Dataset items:
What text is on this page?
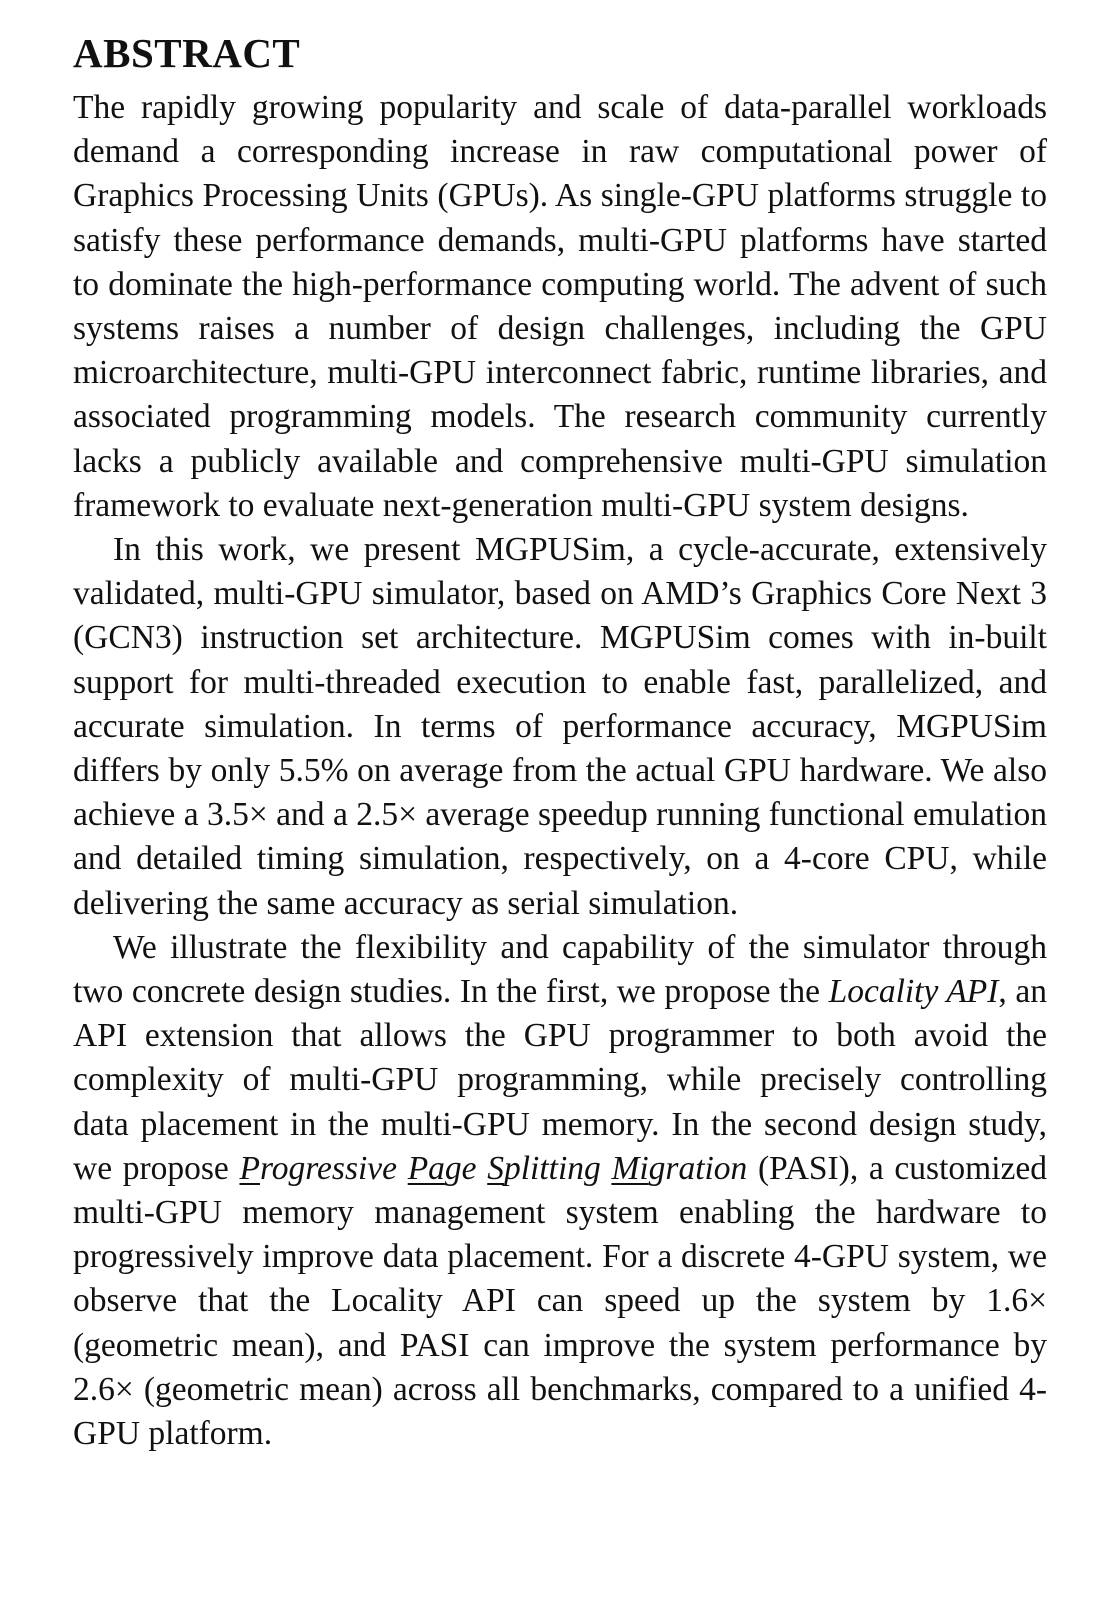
ABSTRACT

The rapidly growing popularity and scale of data-parallel workloads demand a corresponding increase in raw computational power of Graphics Processing Units (GPUs). As single-GPU platforms struggle to satisfy these performance demands, multi-GPU platforms have started to dominate the high-performance computing world. The advent of such systems raises a number of design challenges, including the GPU microarchitecture, multi-GPU interconnect fabric, runtime libraries, and associated programming models. The research community currently lacks a publicly available and comprehensive multi-GPU simulation framework to evaluate next-generation multi-GPU system designs.

In this work, we present MGPUSim, a cycle-accurate, extensively validated, multi-GPU simulator, based on AMD’s Graphics Core Next 3 (GCN3) instruction set architecture. MGPUSim comes with in-built support for multi-threaded execution to enable fast, parallelized, and accurate simulation. In terms of performance accuracy, MGPUSim differs by only 5.5% on average from the actual GPU hardware. We also achieve a 3.5× and a 2.5× average speedup running functional emulation and detailed timing simulation, respectively, on a 4-core CPU, while delivering the same accuracy as serial simulation.

We illustrate the flexibility and capability of the simulator through two concrete design studies. In the first, we propose the Locality API, an API extension that allows the GPU programmer to both avoid the complexity of multi-GPU programming, while precisely controlling data placement in the multi-GPU memory. In the second design study, we propose Progressive Page Splitting Migration (PASI), a customized multi-GPU memory management system enabling the hardware to progressively improve data placement. For a discrete 4-GPU system, we observe that the Locality API can speed up the system by 1.6× (geometric mean), and PASI can improve the system performance by 2.6× (geometric mean) across all benchmarks, compared to a unified 4-GPU platform.
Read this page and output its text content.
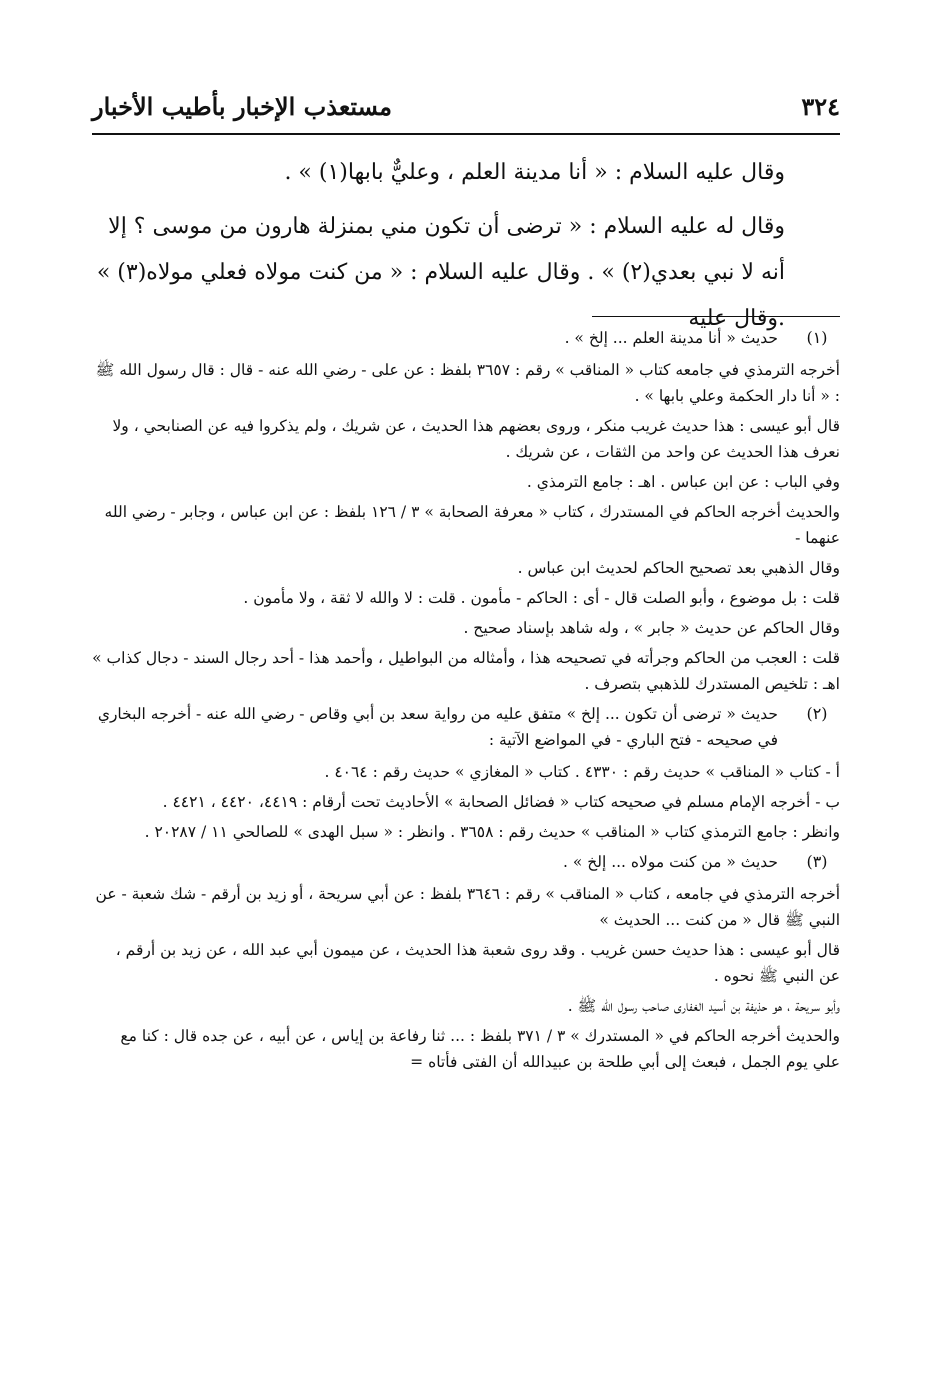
٣٢٤
مستعذب الإخبار بأطيب الأخبار

وقال عليه السلام : « أنا مدينة العلم ، وعليٌّ بابها(١) » .

وقال له عليه السلام : « ترضى أن تكون مني بمنزلة هارون من موسى ؟ إلا أنه لا نبي بعدي(٢) » . وقال عليه السلام : « من كنت مولاه فعلي مولاه(٣) » .وقال عليه

(١)

حديث « أنا مدينة العلم ... إلخ » .

أخرجه الترمذي في جامعه كتاب « المناقب » رقم : ٣٦٥٧ بلفظ : عن على - رضي الله عنه - قال : قال رسول الله ﷺ : « أنا دار الحكمة وعلي بابها » .

قال أبو عيسى : هذا حديث غريب منكر ، وروى بعضهم هذا الحديث ، عن شريك ، ولم يذكروا فيه عن الصنابحي ، ولا نعرف هذا الحديث عن واحد من الثقات ، عن شريك .

وفي الباب : عن ابن عباس . اهـ : جامع الترمذي .

والحديث أخرجه الحاكم في المستدرك ، كتاب « معرفة الصحابة » ٣ / ١٢٦ بلفظ : عن ابن عباس ، وجابر - رضي الله عنهما -

وقال الذهبي بعد تصحيح الحاكم لحديث ابن عباس .

قلت : بل موضوع ، وأبو الصلت قال - أى : الحاكم - مأمون . قلت : لا والله لا ثقة ، ولا مأمون .

وقال الحاكم عن حديث « جابر » ، وله شاهد بإسناد صحيح .

قلت : العجب من الحاكم وجرأته في تصحيحه هذا ، وأمثاله من البواطيل ، وأحمد هذا - أحد رجال السند - دجال كذاب » اهـ : تلخيص المستدرك للذهبي بتصرف .

(٢)

حديث « ترضى أن تكون ... إلخ » متفق عليه من رواية سعد بن أبي وقاص - رضي الله عنه - أخرجه البخاري في صحيحه - فتح الباري - في المواضع الآتية :

أ - كتاب « المناقب » حديث رقم : ٤٣٣٠ . كتاب « المغازي » حديث رقم : ٤٠٦٤ .

ب - أخرجه الإمام مسلم في صحيحه كتاب « فضائل الصحابة » الأحاديث تحت أرقام : ٤٤١٩، ٤٤٢٠ ، ٤٤٢١ .

وانظر : جامع الترمذي كتاب « المناقب » حديث رقم : ٣٦٥٨ . وانظر : « سبل الهدى » للصالحي ١١ / ٢٠٢٨٧ .

(٣)

حديث « من كنت مولاه ... إلخ » .

أخرجه الترمذي في جامعه ، كتاب « المناقب » رقم : ٣٦٤٦ بلفظ : عن أبي سريحة ، أو زيد بن أرقم - شك شعبة - عن النبي ﷺ قال « من كنت ... الحديث »

قال أبو عيسى : هذا حديث حسن غريب . وقد روى شعبة هذا الحديث ، عن ميمون أبي عبد الله ، عن زيد بن أرقم ، عن النبي ﷺ نحوه .

وأبو سريحة ، هو حذيفة بن أسيد الغفارى صاحب رسول الله ﷺ .

والحديث أخرجه الحاكم في « المستدرك » ٣ / ٣٧١ بلفظ : ... ثنا رفاعة بن إياس ، عن أبيه ، عن جده قال : كنا مع علي يوم الجمل ، فبعث إلى أبي طلحة بن عبيدالله أن الفتى فأتاه =
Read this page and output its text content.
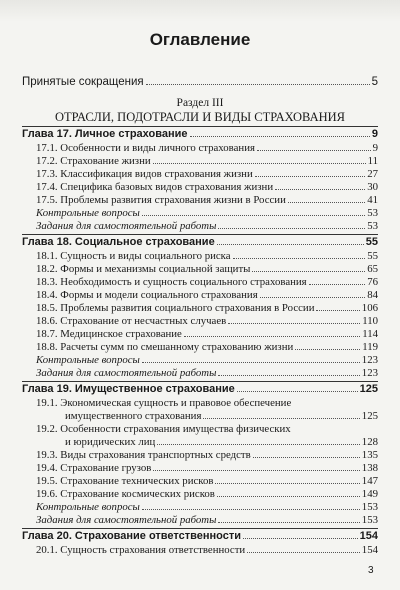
Оглавление
Принятые сокращения	5
Раздел III
ОТРАСЛИ, ПОДОТРАСЛИ И ВИДЫ СТРАХОВАНИЯ
Глава 17. Личное страхование	9
17.1. Особенности и виды личного страхования	9
17.2. Страхование жизни	11
17.3. Классификация видов страхования жизни	27
17.4. Специфика базовых видов страхования жизни	30
17.5. Проблемы развития страхования жизни в России	41
Контрольные вопросы	53
Задания для самостоятельной работы	53
Глава 18. Социальное страхование	55
18.1. Сущность и виды социального риска	55
18.2. Формы и механизмы социальной защиты	65
18.3. Необходимость и сущность социального страхования	76
18.4. Формы и модели социального страхования	84
18.5. Проблемы развития социального страхования в России	106
18.6. Страхование от несчастных случаев	110
18.7. Медицинское страхование	114
18.8. Расчеты сумм по смешанному страхованию жизни	119
Контрольные вопросы	123
Задания для самостоятельной работы	123
Глава 19. Имущественное страхование	125
19.1. Экономическая сущность и правовое обеспечение
имущественного страхования	125
19.2. Особенности страхования имущества физических
и юридических лиц	128
19.3. Виды страхования транспортных средств	135
19.4. Страхование грузов	138
19.5. Страхование технических рисков	147
19.6. Страхование космических рисков	149
Контрольные вопросы	153
Задания для самостоятельной работы	153
Глава 20. Страхование ответственности	154
20.1. Сущность страхования ответственности	154
3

#### [What needs to be done]
Transcribe all the records above word for word, without their images.

#### [Result]
What text is on this page?
ABSTRACT

The rapidly growing popularity and scale of data-parallel workloads demand a corresponding increase in raw computational power of Graphics Processing Units (GPUs). As single-GPU platforms struggle to satisfy these performance demands, multi-GPU platforms have started to dominate the high-performance computing world. The advent of such systems raises a number of design challenges, including the GPU microarchitecture, multi-GPU interconnect fabric, runtime libraries, and associated programming models. The research community currently lacks a publicly available and comprehensive multi-GPU simulation framework to evaluate next-generation multi-GPU system designs.

In this work, we present MGPUSim, a cycle-accurate, extensively validated, multi-GPU simulator, based on AMD’s Graphics Core Next 3 (GCN3) instruction set architecture. MGPUSim comes with in-built support for multi-threaded execution to enable fast, parallelized, and accurate simulation. In terms of performance accuracy, MGPUSim differs by only 5.5% on average from the actual GPU hardware. We also achieve a 3.5× and a 2.5× average speedup running functional emulation and detailed timing simulation, respectively, on a 4-core CPU, while delivering the same accuracy as serial simulation.

We illustrate the flexibility and capability of the simulator through two concrete design studies. In the first, we propose the Locality API, an API extension that allows the GPU programmer to both avoid the complexity of multi-GPU programming, while precisely controlling data placement in the multi-GPU memory. In the second design study, we propose Progressive Page Splitting Migration (PASI), a customized multi-GPU memory management system enabling the hardware to progressively improve data placement. For a discrete 4-GPU system, we observe that the Locality API can speed up the system by 1.6× (geometric mean), and PASI can improve the system performance by 2.6× (geometric mean) across all benchmarks, compared to a unified 4-GPU platform.
Read this page and output its text content.
٣٢٤
مستعذب الإخبار بأطيب الأخبار

وقال عليه السلام : « أنا مدينة العلم ، وعليٌّ بابها(١) » .

وقال له عليه السلام : « ترضى أن تكون مني بمنزلة هارون من موسى ؟ إلا أنه لا نبي بعدي(٢) » . وقال عليه السلام : « من كنت مولاه فعلي مولاه(٣) » .وقال عليه

(١)

حديث « أنا مدينة العلم ... إلخ » .

أخرجه الترمذي في جامعه كتاب « المناقب » رقم : ٣٦٥٧ بلفظ : عن على - رضي الله عنه - قال : قال رسول الله ﷺ : « أنا دار الحكمة وعلي بابها » .

قال أبو عيسى : هذا حديث غريب منكر ، وروى بعضهم هذا الحديث ، عن شريك ، ولم يذكروا فيه عن الصنابحي ، ولا نعرف هذا الحديث عن واحد من الثقات ، عن شريك .

وفي الباب : عن ابن عباس . اهـ : جامع الترمذي .

والحديث أخرجه الحاكم في المستدرك ، كتاب « معرفة الصحابة » ٣ / ١٢٦ بلفظ : عن ابن عباس ، وجابر - رضي الله عنهما -

وقال الذهبي بعد تصحيح الحاكم لحديث ابن عباس .

قلت : بل موضوع ، وأبو الصلت قال - أى : الحاكم - مأمون . قلت : لا والله لا ثقة ، ولا مأمون .

وقال الحاكم عن حديث « جابر » ، وله شاهد بإسناد صحيح .

قلت : العجب من الحاكم وجرأته في تصحيحه هذا ، وأمثاله من البواطيل ، وأحمد هذا - أحد رجال السند - دجال كذاب » اهـ : تلخيص المستدرك للذهبي بتصرف .

(٢)

حديث « ترضى أن تكون ... إلخ » متفق عليه من رواية سعد بن أبي وقاص - رضي الله عنه - أخرجه البخاري في صحيحه - فتح الباري - في المواضع الآتية :

أ - كتاب « المناقب » حديث رقم : ٤٣٣٠ . كتاب « المغازي » حديث رقم : ٤٠٦٤ .

ب - أخرجه الإمام مسلم في صحيحه كتاب « فضائل الصحابة » الأحاديث تحت أرقام : ٤٤١٩، ٤٤٢٠ ، ٤٤٢١ .

وانظر : جامع الترمذي كتاب « المناقب » حديث رقم : ٣٦٥٨ . وانظر : « سبل الهدى » للصالحي ١١ / ٢٠٢٨٧ .

(٣)

حديث « من كنت مولاه ... إلخ » .

أخرجه الترمذي في جامعه ، كتاب « المناقب » رقم : ٣٦٤٦ بلفظ : عن أبي سريحة ، أو زيد بن أرقم - شك شعبة - عن النبي ﷺ قال « من كنت ... الحديث »

قال أبو عيسى : هذا حديث حسن غريب . وقد روى شعبة هذا الحديث ، عن ميمون أبي عبد الله ، عن زيد بن أرقم ، عن النبي ﷺ نحوه .

وأبو سريحة ، هو حذيفة بن أسيد الغفارى صاحب رسول الله ﷺ .

والحديث أخرجه الحاكم في « المستدرك » ٣ / ٣٧١ بلفظ : ... ثنا رفاعة بن إياس ، عن أبيه ، عن جده قال : كنا مع علي يوم الجمل ، فبعث إلى أبي طلحة بن عبيدالله أن الفتى فأتاه =
Read this page and output its text content.
Оглавление
Принятые сокращения	5
Раздел III
ОТРАСЛИ, ПОДОТРАСЛИ И ВИДЫ СТРАХОВАНИЯ
Глава 17. Личное страхование	9
17.1. Особенности и виды личного страхования	9
17.2. Страхование жизни	11
17.3. Классификация видов страхования жизни	27
17.4. Специфика базовых видов страхования жизни	30
17.5. Проблемы развития страхования жизни в России	41
Контрольные вопросы	53
Задания для самостоятельной работы	53
Глава 18. Социальное страхование	55
18.1. Сущность и виды социального риска	55
18.2. Формы и механизмы социальной защиты	65
18.3. Необходимость и сущность социального страхования	76
18.4. Формы и модели социального страхования	84
18.5. Проблемы развития социального страхования в России	106
18.6. Страхование от несчастных случаев	110
18.7. Медицинское страхование	114
18.8. Расчеты сумм по смешанному страхованию жизни	119
Контрольные вопросы	123
Задания для самостоятельной работы	123
Глава 19. Имущественное страхование	125
19.1. Экономическая сущность и правовое обеспечение
имущественного страхования	125
19.2. Особенности страхования имущества физических
и юридических лиц	128
19.3. Виды страхования транспортных средств	135
19.4. Страхование грузов	138
19.5. Страхование технических рисков	147
19.6. Страхование космических рисков	149
Контрольные вопросы	153
Задания для самостоятельной работы	153
Глава 20. Страхование ответственности	154
20.1. Сущность страхования ответственности	154
3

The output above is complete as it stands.